- **Task to carry out**:
All the records that follow need to be reproduced exactly. Omit the images.

- **Data to process**:
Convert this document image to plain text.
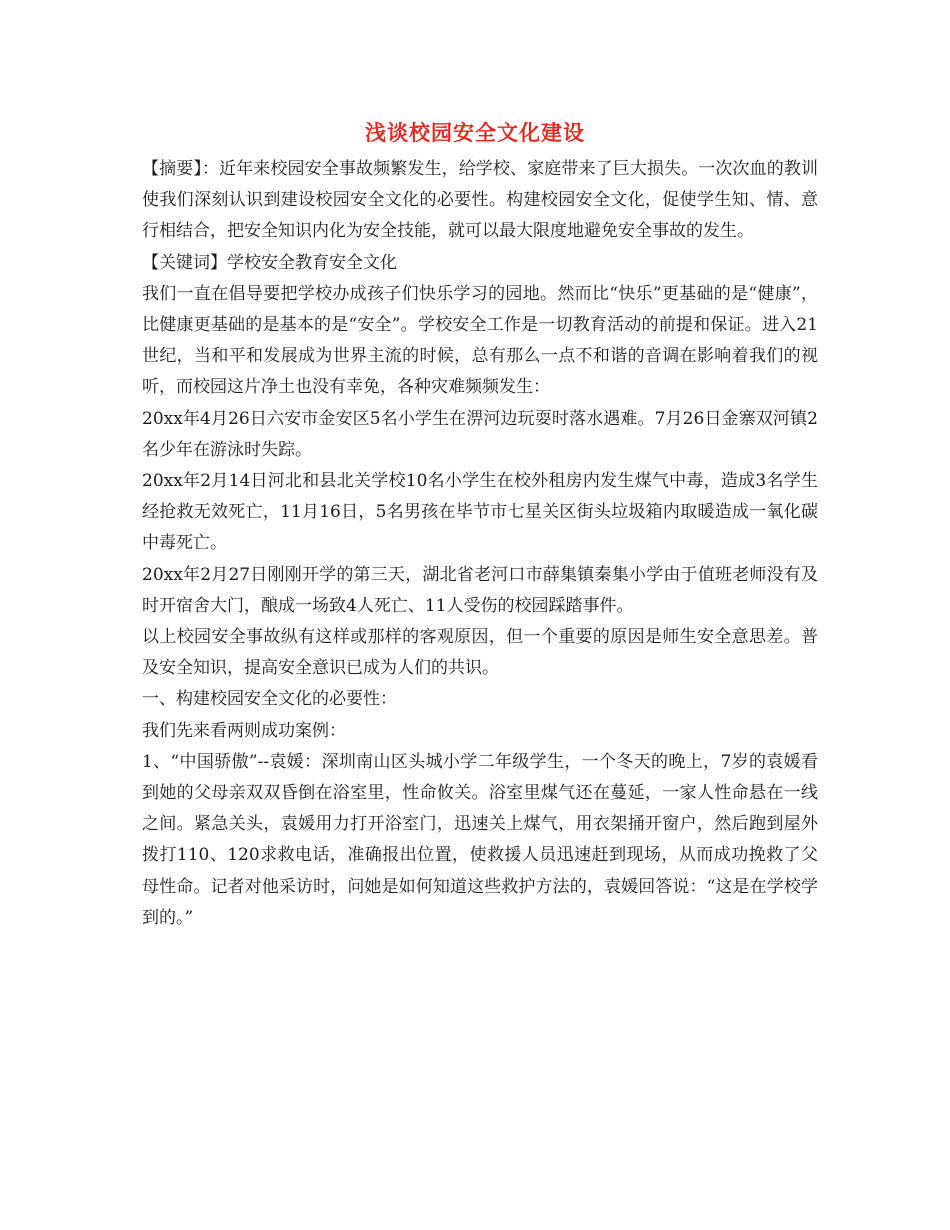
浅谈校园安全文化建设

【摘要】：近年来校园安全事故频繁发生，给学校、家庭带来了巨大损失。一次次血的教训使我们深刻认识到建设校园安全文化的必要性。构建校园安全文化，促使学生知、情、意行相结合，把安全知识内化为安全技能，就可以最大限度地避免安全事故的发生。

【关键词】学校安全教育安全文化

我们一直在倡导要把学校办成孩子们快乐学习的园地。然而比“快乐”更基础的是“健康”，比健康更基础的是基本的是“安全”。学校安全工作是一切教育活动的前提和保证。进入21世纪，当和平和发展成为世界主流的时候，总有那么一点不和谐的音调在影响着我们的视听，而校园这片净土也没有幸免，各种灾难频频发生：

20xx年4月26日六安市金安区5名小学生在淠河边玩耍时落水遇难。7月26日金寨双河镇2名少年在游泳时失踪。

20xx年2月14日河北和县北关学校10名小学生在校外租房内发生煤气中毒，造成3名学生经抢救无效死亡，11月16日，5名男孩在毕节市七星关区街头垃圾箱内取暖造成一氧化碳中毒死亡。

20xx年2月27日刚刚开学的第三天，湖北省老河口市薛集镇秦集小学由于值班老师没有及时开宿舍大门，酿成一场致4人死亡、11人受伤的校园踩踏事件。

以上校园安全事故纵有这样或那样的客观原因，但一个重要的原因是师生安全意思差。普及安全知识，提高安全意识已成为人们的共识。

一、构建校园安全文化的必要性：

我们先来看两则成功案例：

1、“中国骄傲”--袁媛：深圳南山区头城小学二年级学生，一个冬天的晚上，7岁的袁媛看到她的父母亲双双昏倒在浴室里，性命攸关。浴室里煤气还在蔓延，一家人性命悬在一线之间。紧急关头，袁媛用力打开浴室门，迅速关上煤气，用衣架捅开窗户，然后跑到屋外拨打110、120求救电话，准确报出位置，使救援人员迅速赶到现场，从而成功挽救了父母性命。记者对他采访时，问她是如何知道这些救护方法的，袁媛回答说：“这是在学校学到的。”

- **Solution for this exercise**:
Convert this document image to plain text.
浅谈校园安全文化建设

【摘要】：近年来校园安全事故频繁发生，给学校、家庭带来了巨大损失。一次次血的教训使我们深刻认识到建设校园安全文化的必要性。构建校园安全文化，促使学生知、情、意行相结合，把安全知识内化为安全技能，就可以最大限度地避免安全事故的发生。

【关键词】学校安全教育安全文化

我们一直在倡导要把学校办成孩子们快乐学习的园地。然而比“快乐”更基础的是“健康”，比健康更基础的是基本的是“安全”。学校安全工作是一切教育活动的前提和保证。进入21世纪，当和平和发展成为世界主流的时候，总有那么一点不和谐的音调在影响着我们的视听，而校园这片净土也没有幸免，各种灾难频频发生：

20xx年4月26日六安市金安区5名小学生在淠河边玩耍时落水遇难。7月26日金寨双河镇2名少年在游泳时失踪。

20xx年2月14日河北和县北关学校10名小学生在校外租房内发生煤气中毒，造成3名学生经抢救无效死亡，11月16日，5名男孩在毕节市七星关区街头垃圾箱内取暖造成一氧化碳中毒死亡。

20xx年2月27日刚刚开学的第三天，湖北省老河口市薛集镇秦集小学由于值班老师没有及时开宿舍大门，酿成一场致4人死亡、11人受伤的校园踩踏事件。

以上校园安全事故纵有这样或那样的客观原因，但一个重要的原因是师生安全意思差。普及安全知识，提高安全意识已成为人们的共识。

一、构建校园安全文化的必要性：

我们先来看两则成功案例：

1、“中国骄傲”--袁媛：深圳南山区头城小学二年级学生，一个冬天的晚上，7岁的袁媛看到她的父母亲双双昏倒在浴室里，性命攸关。浴室里煤气还在蔓延，一家人性命悬在一线之间。紧急关头，袁媛用力打开浴室门，迅速关上煤气，用衣架捅开窗户，然后跑到屋外拨打110、120求救电话，准确报出位置，使救援人员迅速赶到现场，从而成功挽救了父母性命。记者对他采访时，问她是如何知道这些救护方法的，袁媛回答说：“这是在学校学到的。”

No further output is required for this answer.